>> Begin

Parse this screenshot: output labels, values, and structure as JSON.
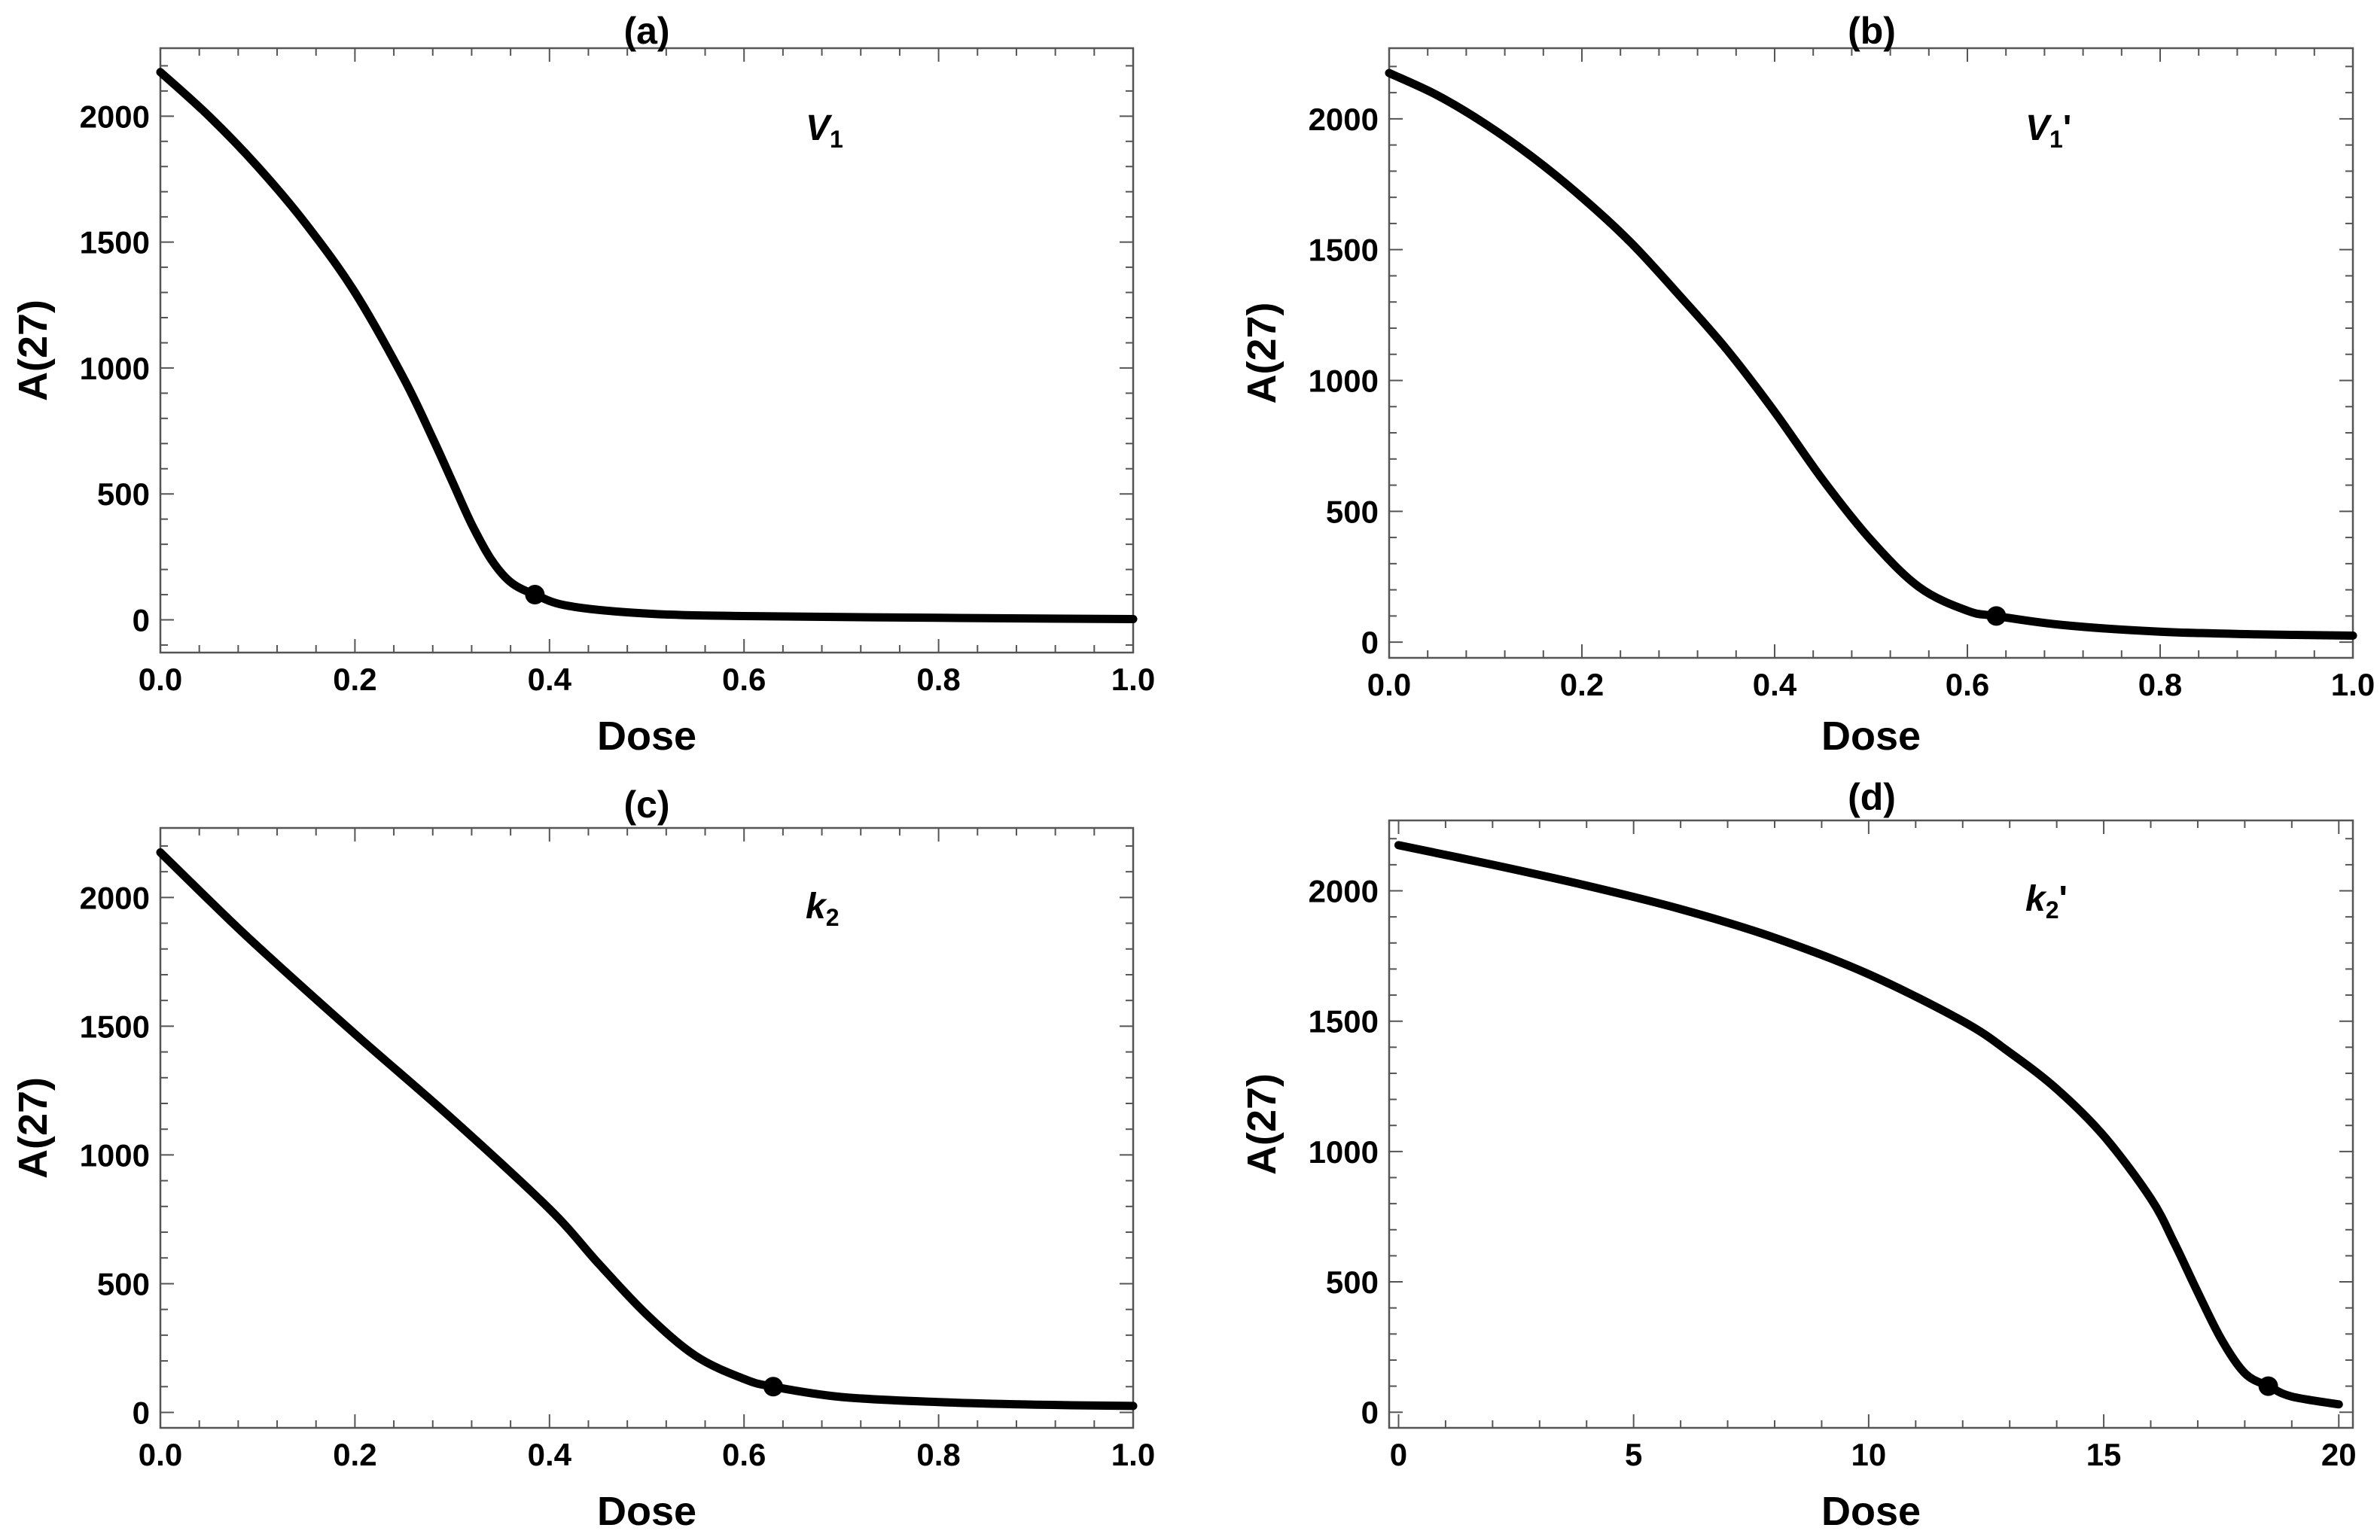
{
  "chart_data": [
    {
      "panel": "(a)",
      "type": "line",
      "title": "(a)",
      "param": {
        "base": "V",
        "sub": "1",
        "prime": ""
      },
      "xlabel": "Dose",
      "ylabel": "A(27)",
      "xlim": [
        0,
        1
      ],
      "ylim": [
        -130,
        2270
      ],
      "xticks": [
        0.0,
        0.2,
        0.4,
        0.6,
        0.8,
        1.0
      ],
      "xtick_labels": [
        "0.0",
        "0.2",
        "0.4",
        "0.6",
        "0.8",
        "1.0"
      ],
      "yticks": [
        0,
        500,
        1000,
        1500,
        2000
      ],
      "ytick_labels": [
        "0",
        "500",
        "1000",
        "1500",
        "2000"
      ],
      "x": [
        0,
        0.05,
        0.1,
        0.15,
        0.2,
        0.25,
        0.28,
        0.3,
        0.32,
        0.34,
        0.36,
        0.385,
        0.42,
        0.5,
        0.6,
        0.8,
        1.0
      ],
      "y": [
        2175,
        2000,
        1800,
        1570,
        1300,
        960,
        720,
        550,
        380,
        240,
        150,
        100,
        55,
        25,
        15,
        8,
        3
      ],
      "marker": {
        "x": 0.385,
        "y": 100
      }
    },
    {
      "panel": "(b)",
      "type": "line",
      "title": "(b)",
      "param": {
        "base": "V",
        "sub": "1",
        "prime": "'"
      },
      "xlabel": "Dose",
      "ylabel": "A(27)",
      "xlim": [
        0,
        1
      ],
      "ylim": [
        -60,
        2270
      ],
      "xticks": [
        0.0,
        0.2,
        0.4,
        0.6,
        0.8,
        1.0
      ],
      "xtick_labels": [
        "0.0",
        "0.2",
        "0.4",
        "0.6",
        "0.8",
        "1.0"
      ],
      "yticks": [
        0,
        500,
        1000,
        1500,
        2000
      ],
      "ytick_labels": [
        "0",
        "500",
        "1000",
        "1500",
        "2000"
      ],
      "x": [
        0,
        0.05,
        0.1,
        0.15,
        0.2,
        0.25,
        0.3,
        0.35,
        0.4,
        0.45,
        0.5,
        0.55,
        0.6,
        0.63,
        0.7,
        0.8,
        0.9,
        1.0
      ],
      "y": [
        2175,
        2090,
        1980,
        1850,
        1700,
        1530,
        1330,
        1120,
        880,
        620,
        390,
        210,
        120,
        100,
        65,
        40,
        30,
        25
      ],
      "marker": {
        "x": 0.63,
        "y": 100
      }
    },
    {
      "panel": "(c)",
      "type": "line",
      "title": "(c)",
      "param": {
        "base": "k",
        "sub": "2",
        "prime": ""
      },
      "xlabel": "Dose",
      "ylabel": "A(27)",
      "xlim": [
        0,
        1
      ],
      "ylim": [
        -60,
        2270
      ],
      "xticks": [
        0.0,
        0.2,
        0.4,
        0.6,
        0.8,
        1.0
      ],
      "xtick_labels": [
        "0.0",
        "0.2",
        "0.4",
        "0.6",
        "0.8",
        "1.0"
      ],
      "yticks": [
        0,
        500,
        1000,
        1500,
        2000
      ],
      "ytick_labels": [
        "0",
        "500",
        "1000",
        "1500",
        "2000"
      ],
      "x": [
        0,
        0.05,
        0.1,
        0.2,
        0.3,
        0.4,
        0.45,
        0.5,
        0.55,
        0.6,
        0.63,
        0.7,
        0.8,
        0.9,
        1.0
      ],
      "y": [
        2175,
        1990,
        1810,
        1470,
        1140,
        790,
        580,
        380,
        220,
        130,
        100,
        60,
        40,
        30,
        25
      ],
      "marker": {
        "x": 0.63,
        "y": 100
      }
    },
    {
      "panel": "(d)",
      "type": "line",
      "title": "(d)",
      "param": {
        "base": "k",
        "sub": "2",
        "prime": "'"
      },
      "xlabel": "Dose",
      "ylabel": "A(27)",
      "xlim": [
        -0.2,
        20.3
      ],
      "ylim": [
        -60,
        2270
      ],
      "xticks": [
        0,
        5,
        10,
        15,
        20
      ],
      "xtick_labels": [
        "0",
        "5",
        "10",
        "15",
        "20"
      ],
      "yticks": [
        0,
        500,
        1000,
        1500,
        2000
      ],
      "ytick_labels": [
        "0",
        "500",
        "1000",
        "1500",
        "2000"
      ],
      "x": [
        0,
        2,
        4,
        6,
        8,
        10,
        12,
        13,
        14,
        15,
        16,
        16.5,
        17,
        17.5,
        18,
        18.5,
        19,
        20
      ],
      "y": [
        2175,
        2100,
        2020,
        1930,
        1820,
        1680,
        1500,
        1380,
        1240,
        1060,
        820,
        650,
        460,
        280,
        150,
        100,
        60,
        30
      ],
      "marker": {
        "x": 18.5,
        "y": 100
      }
    }
  ]
}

>> End

§ **Stated problem**: Produce an exact copy of each line of data, skipping embedded images.

§ **The output**:
Parse this screenshot: output labels, values, and structure as JSON.
{
  "chart_data": [
    {
      "panel": "(a)",
      "type": "line",
      "title": "(a)",
      "param": {
        "base": "V",
        "sub": "1",
        "prime": ""
      },
      "xlabel": "Dose",
      "ylabel": "A(27)",
      "xlim": [
        0,
        1
      ],
      "ylim": [
        -130,
        2270
      ],
      "xticks": [
        0.0,
        0.2,
        0.4,
        0.6,
        0.8,
        1.0
      ],
      "xtick_labels": [
        "0.0",
        "0.2",
        "0.4",
        "0.6",
        "0.8",
        "1.0"
      ],
      "yticks": [
        0,
        500,
        1000,
        1500,
        2000
      ],
      "ytick_labels": [
        "0",
        "500",
        "1000",
        "1500",
        "2000"
      ],
      "x": [
        0,
        0.05,
        0.1,
        0.15,
        0.2,
        0.25,
        0.28,
        0.3,
        0.32,
        0.34,
        0.36,
        0.385,
        0.42,
        0.5,
        0.6,
        0.8,
        1.0
      ],
      "y": [
        2175,
        2000,
        1800,
        1570,
        1300,
        960,
        720,
        550,
        380,
        240,
        150,
        100,
        55,
        25,
        15,
        8,
        3
      ],
      "marker": {
        "x": 0.385,
        "y": 100
      }
    },
    {
      "panel": "(b)",
      "type": "line",
      "title": "(b)",
      "param": {
        "base": "V",
        "sub": "1",
        "prime": "'"
      },
      "xlabel": "Dose",
      "ylabel": "A(27)",
      "xlim": [
        0,
        1
      ],
      "ylim": [
        -60,
        2270
      ],
      "xticks": [
        0.0,
        0.2,
        0.4,
        0.6,
        0.8,
        1.0
      ],
      "xtick_labels": [
        "0.0",
        "0.2",
        "0.4",
        "0.6",
        "0.8",
        "1.0"
      ],
      "yticks": [
        0,
        500,
        1000,
        1500,
        2000
      ],
      "ytick_labels": [
        "0",
        "500",
        "1000",
        "1500",
        "2000"
      ],
      "x": [
        0,
        0.05,
        0.1,
        0.15,
        0.2,
        0.25,
        0.3,
        0.35,
        0.4,
        0.45,
        0.5,
        0.55,
        0.6,
        0.63,
        0.7,
        0.8,
        0.9,
        1.0
      ],
      "y": [
        2175,
        2090,
        1980,
        1850,
        1700,
        1530,
        1330,
        1120,
        880,
        620,
        390,
        210,
        120,
        100,
        65,
        40,
        30,
        25
      ],
      "marker": {
        "x": 0.63,
        "y": 100
      }
    },
    {
      "panel": "(c)",
      "type": "line",
      "title": "(c)",
      "param": {
        "base": "k",
        "sub": "2",
        "prime": ""
      },
      "xlabel": "Dose",
      "ylabel": "A(27)",
      "xlim": [
        0,
        1
      ],
      "ylim": [
        -60,
        2270
      ],
      "xticks": [
        0.0,
        0.2,
        0.4,
        0.6,
        0.8,
        1.0
      ],
      "xtick_labels": [
        "0.0",
        "0.2",
        "0.4",
        "0.6",
        "0.8",
        "1.0"
      ],
      "yticks": [
        0,
        500,
        1000,
        1500,
        2000
      ],
      "ytick_labels": [
        "0",
        "500",
        "1000",
        "1500",
        "2000"
      ],
      "x": [
        0,
        0.05,
        0.1,
        0.2,
        0.3,
        0.4,
        0.45,
        0.5,
        0.55,
        0.6,
        0.63,
        0.7,
        0.8,
        0.9,
        1.0
      ],
      "y": [
        2175,
        1990,
        1810,
        1470,
        1140,
        790,
        580,
        380,
        220,
        130,
        100,
        60,
        40,
        30,
        25
      ],
      "marker": {
        "x": 0.63,
        "y": 100
      }
    },
    {
      "panel": "(d)",
      "type": "line",
      "title": "(d)",
      "param": {
        "base": "k",
        "sub": "2",
        "prime": "'"
      },
      "xlabel": "Dose",
      "ylabel": "A(27)",
      "xlim": [
        -0.2,
        20.3
      ],
      "ylim": [
        -60,
        2270
      ],
      "xticks": [
        0,
        5,
        10,
        15,
        20
      ],
      "xtick_labels": [
        "0",
        "5",
        "10",
        "15",
        "20"
      ],
      "yticks": [
        0,
        500,
        1000,
        1500,
        2000
      ],
      "ytick_labels": [
        "0",
        "500",
        "1000",
        "1500",
        "2000"
      ],
      "x": [
        0,
        2,
        4,
        6,
        8,
        10,
        12,
        13,
        14,
        15,
        16,
        16.5,
        17,
        17.5,
        18,
        18.5,
        19,
        20
      ],
      "y": [
        2175,
        2100,
        2020,
        1930,
        1820,
        1680,
        1500,
        1380,
        1240,
        1060,
        820,
        650,
        460,
        280,
        150,
        100,
        60,
        30
      ],
      "marker": {
        "x": 18.5,
        "y": 100
      }
    }
  ]
}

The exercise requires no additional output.